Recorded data
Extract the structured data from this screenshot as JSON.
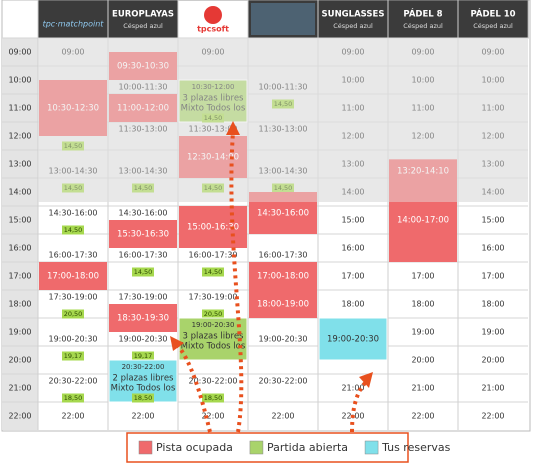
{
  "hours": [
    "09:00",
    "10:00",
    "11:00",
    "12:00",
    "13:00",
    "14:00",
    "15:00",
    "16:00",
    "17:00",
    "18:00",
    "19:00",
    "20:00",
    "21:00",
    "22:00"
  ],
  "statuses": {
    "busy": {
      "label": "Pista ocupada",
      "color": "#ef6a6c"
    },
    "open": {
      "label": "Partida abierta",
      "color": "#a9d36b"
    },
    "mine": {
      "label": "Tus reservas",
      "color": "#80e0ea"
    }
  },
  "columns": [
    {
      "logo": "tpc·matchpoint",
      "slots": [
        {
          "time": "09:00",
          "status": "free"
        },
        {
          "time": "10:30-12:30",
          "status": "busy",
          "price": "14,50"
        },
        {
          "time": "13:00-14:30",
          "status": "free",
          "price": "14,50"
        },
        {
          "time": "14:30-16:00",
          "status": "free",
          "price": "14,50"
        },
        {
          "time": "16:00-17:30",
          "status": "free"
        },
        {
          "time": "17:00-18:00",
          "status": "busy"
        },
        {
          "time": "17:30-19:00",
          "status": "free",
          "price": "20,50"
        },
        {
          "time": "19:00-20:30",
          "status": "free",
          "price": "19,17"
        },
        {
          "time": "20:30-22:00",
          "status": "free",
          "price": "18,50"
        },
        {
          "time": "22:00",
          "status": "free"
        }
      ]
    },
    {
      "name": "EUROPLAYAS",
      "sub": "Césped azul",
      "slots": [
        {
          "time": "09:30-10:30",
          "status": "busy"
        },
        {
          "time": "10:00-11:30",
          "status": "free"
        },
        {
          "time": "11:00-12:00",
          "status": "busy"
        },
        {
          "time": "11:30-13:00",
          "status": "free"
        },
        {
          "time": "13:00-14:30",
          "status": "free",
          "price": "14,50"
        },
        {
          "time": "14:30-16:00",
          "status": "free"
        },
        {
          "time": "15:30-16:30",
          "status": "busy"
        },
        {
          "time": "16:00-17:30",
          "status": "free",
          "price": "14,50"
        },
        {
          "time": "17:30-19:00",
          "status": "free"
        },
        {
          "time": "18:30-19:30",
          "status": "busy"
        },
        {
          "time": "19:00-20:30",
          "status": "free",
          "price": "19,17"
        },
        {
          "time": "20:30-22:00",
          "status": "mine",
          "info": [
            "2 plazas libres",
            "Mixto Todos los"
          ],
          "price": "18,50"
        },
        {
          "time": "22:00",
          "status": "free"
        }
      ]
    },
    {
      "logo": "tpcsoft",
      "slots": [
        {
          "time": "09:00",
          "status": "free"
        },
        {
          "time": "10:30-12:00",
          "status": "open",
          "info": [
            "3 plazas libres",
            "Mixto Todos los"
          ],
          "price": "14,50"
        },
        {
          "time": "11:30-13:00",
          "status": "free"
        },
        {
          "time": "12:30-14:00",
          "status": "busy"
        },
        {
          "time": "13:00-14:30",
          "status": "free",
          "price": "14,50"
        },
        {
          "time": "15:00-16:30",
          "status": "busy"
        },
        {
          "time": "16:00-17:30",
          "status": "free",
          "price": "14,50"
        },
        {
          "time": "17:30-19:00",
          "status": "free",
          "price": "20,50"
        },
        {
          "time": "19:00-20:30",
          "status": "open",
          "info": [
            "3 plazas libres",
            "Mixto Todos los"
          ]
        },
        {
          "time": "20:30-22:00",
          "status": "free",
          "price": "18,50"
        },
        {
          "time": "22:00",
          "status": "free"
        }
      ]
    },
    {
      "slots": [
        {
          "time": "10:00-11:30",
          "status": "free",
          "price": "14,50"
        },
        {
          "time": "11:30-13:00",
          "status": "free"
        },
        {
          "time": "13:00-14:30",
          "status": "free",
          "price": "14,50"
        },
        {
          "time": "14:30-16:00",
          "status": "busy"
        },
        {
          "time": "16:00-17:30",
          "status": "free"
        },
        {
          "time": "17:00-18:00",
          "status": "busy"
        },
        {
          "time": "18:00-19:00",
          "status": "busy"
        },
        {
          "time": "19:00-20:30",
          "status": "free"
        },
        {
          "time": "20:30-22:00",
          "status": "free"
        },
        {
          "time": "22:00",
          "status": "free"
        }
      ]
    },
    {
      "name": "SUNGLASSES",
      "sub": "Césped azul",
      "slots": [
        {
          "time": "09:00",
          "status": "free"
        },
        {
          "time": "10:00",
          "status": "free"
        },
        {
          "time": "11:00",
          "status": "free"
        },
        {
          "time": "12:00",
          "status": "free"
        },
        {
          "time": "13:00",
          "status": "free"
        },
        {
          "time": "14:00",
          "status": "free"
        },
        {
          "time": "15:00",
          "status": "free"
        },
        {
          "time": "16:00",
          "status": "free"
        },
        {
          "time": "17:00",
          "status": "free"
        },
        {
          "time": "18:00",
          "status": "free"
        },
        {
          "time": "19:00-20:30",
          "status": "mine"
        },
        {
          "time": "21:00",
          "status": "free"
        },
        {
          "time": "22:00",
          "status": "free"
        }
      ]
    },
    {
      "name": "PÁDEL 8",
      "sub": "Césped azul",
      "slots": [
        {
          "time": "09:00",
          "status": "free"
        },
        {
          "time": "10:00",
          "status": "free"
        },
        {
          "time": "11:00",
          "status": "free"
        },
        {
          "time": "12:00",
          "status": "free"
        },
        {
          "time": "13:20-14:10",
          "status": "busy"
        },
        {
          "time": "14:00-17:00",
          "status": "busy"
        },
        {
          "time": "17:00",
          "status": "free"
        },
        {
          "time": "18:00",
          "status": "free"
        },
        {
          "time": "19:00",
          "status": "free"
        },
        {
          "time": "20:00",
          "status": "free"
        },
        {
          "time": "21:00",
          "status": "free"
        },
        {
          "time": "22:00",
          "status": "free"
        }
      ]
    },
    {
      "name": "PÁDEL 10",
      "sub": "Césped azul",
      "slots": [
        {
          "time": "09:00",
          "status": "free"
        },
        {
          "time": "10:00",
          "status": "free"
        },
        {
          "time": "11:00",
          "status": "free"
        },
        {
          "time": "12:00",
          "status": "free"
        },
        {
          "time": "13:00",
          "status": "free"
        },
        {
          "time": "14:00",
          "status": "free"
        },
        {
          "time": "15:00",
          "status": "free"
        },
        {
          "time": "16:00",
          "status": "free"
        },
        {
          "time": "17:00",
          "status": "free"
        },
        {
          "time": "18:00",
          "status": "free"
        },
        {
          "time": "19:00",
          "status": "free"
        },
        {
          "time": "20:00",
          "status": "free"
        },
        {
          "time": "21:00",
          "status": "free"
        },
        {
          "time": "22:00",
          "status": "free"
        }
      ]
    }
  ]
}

* [EXERCISE]: Transcribe the entries above verbatim, omitting their pictures.

* [SOLVED EXERCISE]:
Extract the structured data from this screenshot as JSON.
{
  "hours": [
    "09:00",
    "10:00",
    "11:00",
    "12:00",
    "13:00",
    "14:00",
    "15:00",
    "16:00",
    "17:00",
    "18:00",
    "19:00",
    "20:00",
    "21:00",
    "22:00"
  ],
  "statuses": {
    "busy": {
      "label": "Pista ocupada",
      "color": "#ef6a6c"
    },
    "open": {
      "label": "Partida abierta",
      "color": "#a9d36b"
    },
    "mine": {
      "label": "Tus reservas",
      "color": "#80e0ea"
    }
  },
  "columns": [
    {
      "logo": "tpc·matchpoint",
      "slots": [
        {
          "time": "09:00",
          "status": "free"
        },
        {
          "time": "10:30-12:30",
          "status": "busy",
          "price": "14,50"
        },
        {
          "time": "13:00-14:30",
          "status": "free",
          "price": "14,50"
        },
        {
          "time": "14:30-16:00",
          "status": "free",
          "price": "14,50"
        },
        {
          "time": "16:00-17:30",
          "status": "free"
        },
        {
          "time": "17:00-18:00",
          "status": "busy"
        },
        {
          "time": "17:30-19:00",
          "status": "free",
          "price": "20,50"
        },
        {
          "time": "19:00-20:30",
          "status": "free",
          "price": "19,17"
        },
        {
          "time": "20:30-22:00",
          "status": "free",
          "price": "18,50"
        },
        {
          "time": "22:00",
          "status": "free"
        }
      ]
    },
    {
      "name": "EUROPLAYAS",
      "sub": "Césped azul",
      "slots": [
        {
          "time": "09:30-10:30",
          "status": "busy"
        },
        {
          "time": "10:00-11:30",
          "status": "free"
        },
        {
          "time": "11:00-12:00",
          "status": "busy"
        },
        {
          "time": "11:30-13:00",
          "status": "free"
        },
        {
          "time": "13:00-14:30",
          "status": "free",
          "price": "14,50"
        },
        {
          "time": "14:30-16:00",
          "status": "free"
        },
        {
          "time": "15:30-16:30",
          "status": "busy"
        },
        {
          "time": "16:00-17:30",
          "status": "free",
          "price": "14,50"
        },
        {
          "time": "17:30-19:00",
          "status": "free"
        },
        {
          "time": "18:30-19:30",
          "status": "busy"
        },
        {
          "time": "19:00-20:30",
          "status": "free",
          "price": "19,17"
        },
        {
          "time": "20:30-22:00",
          "status": "mine",
          "info": [
            "2 plazas libres",
            "Mixto Todos los"
          ],
          "price": "18,50"
        },
        {
          "time": "22:00",
          "status": "free"
        }
      ]
    },
    {
      "logo": "tpcsoft",
      "slots": [
        {
          "time": "09:00",
          "status": "free"
        },
        {
          "time": "10:30-12:00",
          "status": "open",
          "info": [
            "3 plazas libres",
            "Mixto Todos los"
          ],
          "price": "14,50"
        },
        {
          "time": "11:30-13:00",
          "status": "free"
        },
        {
          "time": "12:30-14:00",
          "status": "busy"
        },
        {
          "time": "13:00-14:30",
          "status": "free",
          "price": "14,50"
        },
        {
          "time": "15:00-16:30",
          "status": "busy"
        },
        {
          "time": "16:00-17:30",
          "status": "free",
          "price": "14,50"
        },
        {
          "time": "17:30-19:00",
          "status": "free",
          "price": "20,50"
        },
        {
          "time": "19:00-20:30",
          "status": "open",
          "info": [
            "3 plazas libres",
            "Mixto Todos los"
          ]
        },
        {
          "time": "20:30-22:00",
          "status": "free",
          "price": "18,50"
        },
        {
          "time": "22:00",
          "status": "free"
        }
      ]
    },
    {
      "slots": [
        {
          "time": "10:00-11:30",
          "status": "free",
          "price": "14,50"
        },
        {
          "time": "11:30-13:00",
          "status": "free"
        },
        {
          "time": "13:00-14:30",
          "status": "free",
          "price": "14,50"
        },
        {
          "time": "14:30-16:00",
          "status": "busy"
        },
        {
          "time": "16:00-17:30",
          "status": "free"
        },
        {
          "time": "17:00-18:00",
          "status": "busy"
        },
        {
          "time": "18:00-19:00",
          "status": "busy"
        },
        {
          "time": "19:00-20:30",
          "status": "free"
        },
        {
          "time": "20:30-22:00",
          "status": "free"
        },
        {
          "time": "22:00",
          "status": "free"
        }
      ]
    },
    {
      "name": "SUNGLASSES",
      "sub": "Césped azul",
      "slots": [
        {
          "time": "09:00",
          "status": "free"
        },
        {
          "time": "10:00",
          "status": "free"
        },
        {
          "time": "11:00",
          "status": "free"
        },
        {
          "time": "12:00",
          "status": "free"
        },
        {
          "time": "13:00",
          "status": "free"
        },
        {
          "time": "14:00",
          "status": "free"
        },
        {
          "time": "15:00",
          "status": "free"
        },
        {
          "time": "16:00",
          "status": "free"
        },
        {
          "time": "17:00",
          "status": "free"
        },
        {
          "time": "18:00",
          "status": "free"
        },
        {
          "time": "19:00-20:30",
          "status": "mine"
        },
        {
          "time": "21:00",
          "status": "free"
        },
        {
          "time": "22:00",
          "status": "free"
        }
      ]
    },
    {
      "name": "PÁDEL 8",
      "sub": "Césped azul",
      "slots": [
        {
          "time": "09:00",
          "status": "free"
        },
        {
          "time": "10:00",
          "status": "free"
        },
        {
          "time": "11:00",
          "status": "free"
        },
        {
          "time": "12:00",
          "status": "free"
        },
        {
          "time": "13:20-14:10",
          "status": "busy"
        },
        {
          "time": "14:00-17:00",
          "status": "busy"
        },
        {
          "time": "17:00",
          "status": "free"
        },
        {
          "time": "18:00",
          "status": "free"
        },
        {
          "time": "19:00",
          "status": "free"
        },
        {
          "time": "20:00",
          "status": "free"
        },
        {
          "time": "21:00",
          "status": "free"
        },
        {
          "time": "22:00",
          "status": "free"
        }
      ]
    },
    {
      "name": "PÁDEL 10",
      "sub": "Césped azul",
      "slots": [
        {
          "time": "09:00",
          "status": "free"
        },
        {
          "time": "10:00",
          "status": "free"
        },
        {
          "time": "11:00",
          "status": "free"
        },
        {
          "time": "12:00",
          "status": "free"
        },
        {
          "time": "13:00",
          "status": "free"
        },
        {
          "time": "14:00",
          "status": "free"
        },
        {
          "time": "15:00",
          "status": "free"
        },
        {
          "time": "16:00",
          "status": "free"
        },
        {
          "time": "17:00",
          "status": "free"
        },
        {
          "time": "18:00",
          "status": "free"
        },
        {
          "time": "19:00",
          "status": "free"
        },
        {
          "time": "20:00",
          "status": "free"
        },
        {
          "time": "21:00",
          "status": "free"
        },
        {
          "time": "22:00",
          "status": "free"
        }
      ]
    }
  ]
}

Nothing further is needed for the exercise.